Objective → Find each line holding "annual" and copy it out.

Supplied data →
-- BEGIN --

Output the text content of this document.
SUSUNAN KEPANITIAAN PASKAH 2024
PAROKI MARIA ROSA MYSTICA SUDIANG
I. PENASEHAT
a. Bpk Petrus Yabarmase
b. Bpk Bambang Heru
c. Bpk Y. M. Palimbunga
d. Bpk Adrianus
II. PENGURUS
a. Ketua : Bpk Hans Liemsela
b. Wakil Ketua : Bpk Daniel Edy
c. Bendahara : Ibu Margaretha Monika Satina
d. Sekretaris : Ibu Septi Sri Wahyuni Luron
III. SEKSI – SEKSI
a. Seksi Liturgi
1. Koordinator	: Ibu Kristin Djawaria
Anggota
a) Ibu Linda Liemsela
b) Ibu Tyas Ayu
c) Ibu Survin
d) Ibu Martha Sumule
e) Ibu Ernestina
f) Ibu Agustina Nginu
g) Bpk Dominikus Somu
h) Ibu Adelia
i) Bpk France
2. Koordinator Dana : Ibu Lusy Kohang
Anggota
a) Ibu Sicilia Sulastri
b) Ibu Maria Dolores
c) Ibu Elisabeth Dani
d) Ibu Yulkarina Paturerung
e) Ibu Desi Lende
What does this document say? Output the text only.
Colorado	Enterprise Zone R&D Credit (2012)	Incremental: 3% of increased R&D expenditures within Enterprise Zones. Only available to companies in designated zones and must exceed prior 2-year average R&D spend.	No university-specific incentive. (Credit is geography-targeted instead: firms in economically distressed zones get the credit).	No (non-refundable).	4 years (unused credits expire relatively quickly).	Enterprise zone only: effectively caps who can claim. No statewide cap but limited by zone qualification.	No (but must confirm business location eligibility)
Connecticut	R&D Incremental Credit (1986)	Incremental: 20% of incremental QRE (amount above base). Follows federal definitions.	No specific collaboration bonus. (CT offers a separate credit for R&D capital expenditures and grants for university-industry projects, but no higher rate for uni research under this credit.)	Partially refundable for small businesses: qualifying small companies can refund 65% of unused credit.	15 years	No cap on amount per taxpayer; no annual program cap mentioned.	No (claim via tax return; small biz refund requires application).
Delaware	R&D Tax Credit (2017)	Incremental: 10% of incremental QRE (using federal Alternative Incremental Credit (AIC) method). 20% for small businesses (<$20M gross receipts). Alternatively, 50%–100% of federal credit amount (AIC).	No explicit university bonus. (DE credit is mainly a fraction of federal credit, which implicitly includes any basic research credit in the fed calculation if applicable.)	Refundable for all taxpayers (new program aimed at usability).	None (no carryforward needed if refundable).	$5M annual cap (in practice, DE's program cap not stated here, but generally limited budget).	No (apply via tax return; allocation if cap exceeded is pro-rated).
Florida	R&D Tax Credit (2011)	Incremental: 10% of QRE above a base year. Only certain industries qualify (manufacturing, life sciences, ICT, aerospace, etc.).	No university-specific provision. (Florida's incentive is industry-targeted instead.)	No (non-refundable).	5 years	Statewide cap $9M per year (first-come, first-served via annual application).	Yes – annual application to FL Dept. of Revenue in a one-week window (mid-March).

-- END --

Problem solution →
Connecticut	R&D Incremental Credit (1986)	Incremental: 20% of incremental QRE (amount above base). Follows federal definitions.	No specific collaboration bonus. (CT offers a separate credit for R&D capital expenditures and grants for university-industry projects, but no higher rate for uni research under this credit.)	Partially refundable for small businesses: qualifying small companies can refund 65% of unused credit.	15 years	No cap on amount per taxpayer; no annual program cap mentioned.	No (claim via tax return; small biz refund requires application).
Delaware	R&D Tax Credit (2017)	Incremental: 10% of incremental QRE (using federal Alternative Incremental Credit (AIC) method). 20% for small businesses (<$20M gross receipts). Alternatively, 50%–100% of federal credit amount (AIC).	No explicit university bonus. (DE credit is mainly a fraction of federal credit, which implicitly includes any basic research credit in the fed calculation if applicable.)	Refundable for all taxpayers (new program aimed at usability).	None (no carryforward needed if refundable).	$5M annual cap (in practice, DE's program cap not stated here, but generally limited budget).	No (apply via tax return; allocation if cap exceeded is pro-rated).
Florida	R&D Tax Credit (2011)	Incremental: 10% of QRE above a base year. Only certain industries qualify (manufacturing, life sciences, ICT, aerospace, etc.).	No university-specific provision. (Florida's incentive is industry-targeted instead.)	No (non-refundable).	5 years	Statewide cap $9M per year (first-come, first-served via annual application).	Yes – annual application to FL Dept. of Revenue in a one-week window (mid-March).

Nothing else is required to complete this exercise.